The input
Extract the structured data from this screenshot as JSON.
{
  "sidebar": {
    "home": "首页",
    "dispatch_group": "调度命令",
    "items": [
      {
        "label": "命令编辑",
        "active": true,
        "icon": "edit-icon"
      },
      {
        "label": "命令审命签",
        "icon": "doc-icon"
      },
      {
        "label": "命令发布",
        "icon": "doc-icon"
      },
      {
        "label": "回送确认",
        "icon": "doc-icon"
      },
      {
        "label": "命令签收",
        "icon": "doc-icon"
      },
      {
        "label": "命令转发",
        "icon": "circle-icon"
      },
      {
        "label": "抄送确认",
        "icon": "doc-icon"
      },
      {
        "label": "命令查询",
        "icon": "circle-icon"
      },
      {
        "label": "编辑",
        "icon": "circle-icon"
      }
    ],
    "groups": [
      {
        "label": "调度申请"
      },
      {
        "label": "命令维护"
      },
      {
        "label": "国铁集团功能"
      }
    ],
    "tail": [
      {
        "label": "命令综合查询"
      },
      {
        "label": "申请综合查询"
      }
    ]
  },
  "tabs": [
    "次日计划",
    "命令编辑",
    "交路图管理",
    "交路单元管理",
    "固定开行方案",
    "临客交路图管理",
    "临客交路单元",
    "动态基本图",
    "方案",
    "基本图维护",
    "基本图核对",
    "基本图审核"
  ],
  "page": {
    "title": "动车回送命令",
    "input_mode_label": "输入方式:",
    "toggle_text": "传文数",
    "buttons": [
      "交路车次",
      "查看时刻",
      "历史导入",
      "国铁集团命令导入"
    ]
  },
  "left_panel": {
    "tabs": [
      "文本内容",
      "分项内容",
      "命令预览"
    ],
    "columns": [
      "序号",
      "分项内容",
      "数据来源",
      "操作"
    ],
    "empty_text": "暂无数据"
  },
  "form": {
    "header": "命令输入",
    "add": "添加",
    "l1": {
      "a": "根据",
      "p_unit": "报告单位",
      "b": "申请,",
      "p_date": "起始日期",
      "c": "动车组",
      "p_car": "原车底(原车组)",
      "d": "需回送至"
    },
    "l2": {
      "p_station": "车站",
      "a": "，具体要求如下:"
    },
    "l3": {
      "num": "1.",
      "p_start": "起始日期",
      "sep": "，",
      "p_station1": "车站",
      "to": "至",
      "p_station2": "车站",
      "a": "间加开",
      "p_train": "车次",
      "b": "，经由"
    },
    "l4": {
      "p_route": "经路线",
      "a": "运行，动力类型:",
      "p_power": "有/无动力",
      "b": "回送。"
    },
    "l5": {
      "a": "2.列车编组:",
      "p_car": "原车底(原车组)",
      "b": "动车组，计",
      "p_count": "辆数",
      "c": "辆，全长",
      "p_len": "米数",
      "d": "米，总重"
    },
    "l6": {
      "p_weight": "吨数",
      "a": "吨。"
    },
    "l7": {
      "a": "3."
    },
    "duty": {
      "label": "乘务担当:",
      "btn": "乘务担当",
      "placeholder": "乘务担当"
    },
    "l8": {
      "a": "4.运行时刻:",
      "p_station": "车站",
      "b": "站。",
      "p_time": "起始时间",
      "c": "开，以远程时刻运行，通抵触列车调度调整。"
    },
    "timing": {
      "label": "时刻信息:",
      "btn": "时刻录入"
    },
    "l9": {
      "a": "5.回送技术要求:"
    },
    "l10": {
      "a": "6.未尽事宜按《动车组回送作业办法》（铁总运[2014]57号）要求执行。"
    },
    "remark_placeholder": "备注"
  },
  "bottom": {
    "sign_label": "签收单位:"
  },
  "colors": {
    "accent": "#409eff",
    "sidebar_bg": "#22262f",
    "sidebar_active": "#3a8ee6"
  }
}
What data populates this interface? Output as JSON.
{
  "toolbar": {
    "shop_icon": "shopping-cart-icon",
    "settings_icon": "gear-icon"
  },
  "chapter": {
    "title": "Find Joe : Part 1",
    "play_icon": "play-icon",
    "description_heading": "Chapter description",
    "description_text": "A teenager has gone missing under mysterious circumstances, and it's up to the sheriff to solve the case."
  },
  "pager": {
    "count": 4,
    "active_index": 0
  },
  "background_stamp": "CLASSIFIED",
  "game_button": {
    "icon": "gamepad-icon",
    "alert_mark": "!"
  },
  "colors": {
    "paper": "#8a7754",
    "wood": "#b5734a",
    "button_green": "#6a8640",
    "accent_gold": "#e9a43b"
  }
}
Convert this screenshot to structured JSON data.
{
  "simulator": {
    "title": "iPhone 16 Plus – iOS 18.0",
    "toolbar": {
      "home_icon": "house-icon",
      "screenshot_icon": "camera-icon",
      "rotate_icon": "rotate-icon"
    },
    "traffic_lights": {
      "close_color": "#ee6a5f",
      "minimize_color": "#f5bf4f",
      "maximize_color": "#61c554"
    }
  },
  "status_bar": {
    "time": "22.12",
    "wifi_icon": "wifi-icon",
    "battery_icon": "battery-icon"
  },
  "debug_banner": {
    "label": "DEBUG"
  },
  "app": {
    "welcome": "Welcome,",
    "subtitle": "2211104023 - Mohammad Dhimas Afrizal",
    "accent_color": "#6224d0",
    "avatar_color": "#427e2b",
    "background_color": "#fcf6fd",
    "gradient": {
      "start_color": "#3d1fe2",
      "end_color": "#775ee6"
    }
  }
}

Stated problem
Find the string "乘务担当" in the listing and return every line that holds it.

Worked solution
      "label": "乘务担当:",
      "btn": "乘务担当",
      "placeholder": "乘务担当"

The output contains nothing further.